▶ _What the task asks_:
Every line of the data that contains the string "variation" must be copied.

--- Start of Material provided ---

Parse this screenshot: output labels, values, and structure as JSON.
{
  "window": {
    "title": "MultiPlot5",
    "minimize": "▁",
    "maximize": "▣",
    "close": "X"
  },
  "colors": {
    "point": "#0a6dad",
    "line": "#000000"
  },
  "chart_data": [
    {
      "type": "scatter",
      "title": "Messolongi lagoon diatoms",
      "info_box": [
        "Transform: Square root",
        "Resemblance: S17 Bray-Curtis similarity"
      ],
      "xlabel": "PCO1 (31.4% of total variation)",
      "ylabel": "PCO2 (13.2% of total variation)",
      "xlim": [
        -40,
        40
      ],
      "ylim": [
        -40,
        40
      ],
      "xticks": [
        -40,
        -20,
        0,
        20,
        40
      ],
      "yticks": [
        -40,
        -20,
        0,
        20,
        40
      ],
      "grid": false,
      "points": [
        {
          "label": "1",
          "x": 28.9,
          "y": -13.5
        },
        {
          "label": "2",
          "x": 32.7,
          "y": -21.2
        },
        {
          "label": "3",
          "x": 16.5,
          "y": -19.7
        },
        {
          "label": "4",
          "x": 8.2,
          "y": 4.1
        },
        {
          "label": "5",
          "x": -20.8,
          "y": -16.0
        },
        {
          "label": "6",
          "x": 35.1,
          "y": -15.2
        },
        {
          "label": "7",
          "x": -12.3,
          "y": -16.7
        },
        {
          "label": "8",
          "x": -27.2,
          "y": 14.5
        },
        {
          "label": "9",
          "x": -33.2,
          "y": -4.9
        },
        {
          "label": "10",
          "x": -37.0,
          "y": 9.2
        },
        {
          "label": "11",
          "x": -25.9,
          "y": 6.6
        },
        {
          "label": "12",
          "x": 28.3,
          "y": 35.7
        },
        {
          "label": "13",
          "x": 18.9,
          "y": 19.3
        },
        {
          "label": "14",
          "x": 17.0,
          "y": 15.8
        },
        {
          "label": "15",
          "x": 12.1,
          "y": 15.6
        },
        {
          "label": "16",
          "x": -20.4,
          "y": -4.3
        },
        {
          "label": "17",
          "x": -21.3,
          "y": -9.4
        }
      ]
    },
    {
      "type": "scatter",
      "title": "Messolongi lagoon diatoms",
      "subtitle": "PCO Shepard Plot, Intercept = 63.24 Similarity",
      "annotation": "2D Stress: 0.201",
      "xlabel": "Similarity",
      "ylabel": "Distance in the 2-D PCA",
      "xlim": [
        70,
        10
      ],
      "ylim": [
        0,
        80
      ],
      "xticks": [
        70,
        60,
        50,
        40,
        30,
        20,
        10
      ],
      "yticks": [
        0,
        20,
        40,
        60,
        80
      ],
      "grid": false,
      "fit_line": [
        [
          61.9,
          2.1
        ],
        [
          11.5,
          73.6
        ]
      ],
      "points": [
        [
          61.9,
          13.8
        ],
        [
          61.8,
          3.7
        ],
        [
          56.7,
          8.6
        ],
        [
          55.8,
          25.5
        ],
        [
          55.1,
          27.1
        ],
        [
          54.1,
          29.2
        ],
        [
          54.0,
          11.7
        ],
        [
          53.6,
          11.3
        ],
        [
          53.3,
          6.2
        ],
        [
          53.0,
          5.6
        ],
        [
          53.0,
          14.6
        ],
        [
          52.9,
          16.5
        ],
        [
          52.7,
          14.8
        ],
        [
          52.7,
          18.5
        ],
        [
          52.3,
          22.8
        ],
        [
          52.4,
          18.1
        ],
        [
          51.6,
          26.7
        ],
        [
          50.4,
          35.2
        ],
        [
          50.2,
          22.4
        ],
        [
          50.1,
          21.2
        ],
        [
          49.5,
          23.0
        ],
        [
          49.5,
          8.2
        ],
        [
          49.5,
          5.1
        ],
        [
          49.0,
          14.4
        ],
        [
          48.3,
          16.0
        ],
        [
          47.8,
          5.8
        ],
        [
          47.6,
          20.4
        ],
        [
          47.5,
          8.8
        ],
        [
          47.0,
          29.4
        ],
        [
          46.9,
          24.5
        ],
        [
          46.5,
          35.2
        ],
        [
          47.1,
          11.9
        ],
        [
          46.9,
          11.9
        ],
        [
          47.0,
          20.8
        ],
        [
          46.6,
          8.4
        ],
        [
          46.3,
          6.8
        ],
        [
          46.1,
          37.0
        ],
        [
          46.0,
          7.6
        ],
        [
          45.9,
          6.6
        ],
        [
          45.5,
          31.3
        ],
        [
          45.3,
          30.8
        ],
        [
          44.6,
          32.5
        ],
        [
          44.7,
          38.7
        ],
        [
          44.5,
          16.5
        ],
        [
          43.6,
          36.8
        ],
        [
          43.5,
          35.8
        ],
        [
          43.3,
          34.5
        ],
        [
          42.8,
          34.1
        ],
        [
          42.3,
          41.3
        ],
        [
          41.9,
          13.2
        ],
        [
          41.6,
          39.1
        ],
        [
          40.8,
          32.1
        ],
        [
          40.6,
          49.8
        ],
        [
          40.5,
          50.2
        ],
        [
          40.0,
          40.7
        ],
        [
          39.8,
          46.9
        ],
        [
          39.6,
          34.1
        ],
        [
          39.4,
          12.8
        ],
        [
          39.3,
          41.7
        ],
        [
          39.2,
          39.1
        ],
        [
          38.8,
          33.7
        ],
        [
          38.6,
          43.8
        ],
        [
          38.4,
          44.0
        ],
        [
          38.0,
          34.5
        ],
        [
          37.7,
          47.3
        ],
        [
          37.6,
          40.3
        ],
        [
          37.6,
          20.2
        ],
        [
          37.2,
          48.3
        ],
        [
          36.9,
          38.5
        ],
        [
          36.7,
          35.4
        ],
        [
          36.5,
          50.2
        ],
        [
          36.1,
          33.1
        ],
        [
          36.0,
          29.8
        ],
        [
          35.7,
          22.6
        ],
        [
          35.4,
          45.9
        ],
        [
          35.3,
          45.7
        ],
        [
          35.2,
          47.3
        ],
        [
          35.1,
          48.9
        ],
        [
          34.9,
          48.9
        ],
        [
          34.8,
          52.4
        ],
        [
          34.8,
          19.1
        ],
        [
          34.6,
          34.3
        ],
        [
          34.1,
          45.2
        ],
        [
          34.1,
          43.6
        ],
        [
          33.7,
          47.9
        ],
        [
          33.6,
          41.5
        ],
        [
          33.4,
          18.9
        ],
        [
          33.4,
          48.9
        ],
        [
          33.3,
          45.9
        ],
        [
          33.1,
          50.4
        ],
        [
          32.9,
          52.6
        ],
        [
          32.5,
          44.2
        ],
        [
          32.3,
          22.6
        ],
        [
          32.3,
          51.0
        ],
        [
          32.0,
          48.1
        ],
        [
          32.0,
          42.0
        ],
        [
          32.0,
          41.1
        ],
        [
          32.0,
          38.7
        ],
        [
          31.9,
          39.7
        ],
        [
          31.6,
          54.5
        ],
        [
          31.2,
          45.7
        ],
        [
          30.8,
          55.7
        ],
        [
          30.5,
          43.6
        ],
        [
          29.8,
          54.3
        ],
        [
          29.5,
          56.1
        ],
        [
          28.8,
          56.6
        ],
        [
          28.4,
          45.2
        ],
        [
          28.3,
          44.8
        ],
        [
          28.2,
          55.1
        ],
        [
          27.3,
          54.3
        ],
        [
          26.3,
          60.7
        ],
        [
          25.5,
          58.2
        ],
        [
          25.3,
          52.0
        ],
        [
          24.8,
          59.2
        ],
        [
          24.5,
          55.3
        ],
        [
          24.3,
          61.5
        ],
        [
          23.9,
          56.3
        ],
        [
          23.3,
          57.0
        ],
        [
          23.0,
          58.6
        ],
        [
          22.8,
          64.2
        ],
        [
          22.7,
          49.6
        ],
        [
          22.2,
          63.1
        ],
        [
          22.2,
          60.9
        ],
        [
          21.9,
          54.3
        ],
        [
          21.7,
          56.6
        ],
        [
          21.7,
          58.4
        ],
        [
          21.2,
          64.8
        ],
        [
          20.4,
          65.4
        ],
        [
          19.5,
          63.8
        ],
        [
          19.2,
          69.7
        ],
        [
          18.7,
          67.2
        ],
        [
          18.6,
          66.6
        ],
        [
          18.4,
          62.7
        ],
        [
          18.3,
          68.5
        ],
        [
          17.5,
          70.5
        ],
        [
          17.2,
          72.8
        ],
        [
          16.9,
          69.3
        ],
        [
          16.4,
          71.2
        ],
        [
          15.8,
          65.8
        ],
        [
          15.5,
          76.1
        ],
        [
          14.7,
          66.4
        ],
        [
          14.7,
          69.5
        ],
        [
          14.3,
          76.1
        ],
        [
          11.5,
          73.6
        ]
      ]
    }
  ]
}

--- End of Material provided ---

▶ _Exercise answer_:
      "xlabel": "PCO1 (31.4% of total variation)",
      "ylabel": "PCO2 (13.2% of total variation)",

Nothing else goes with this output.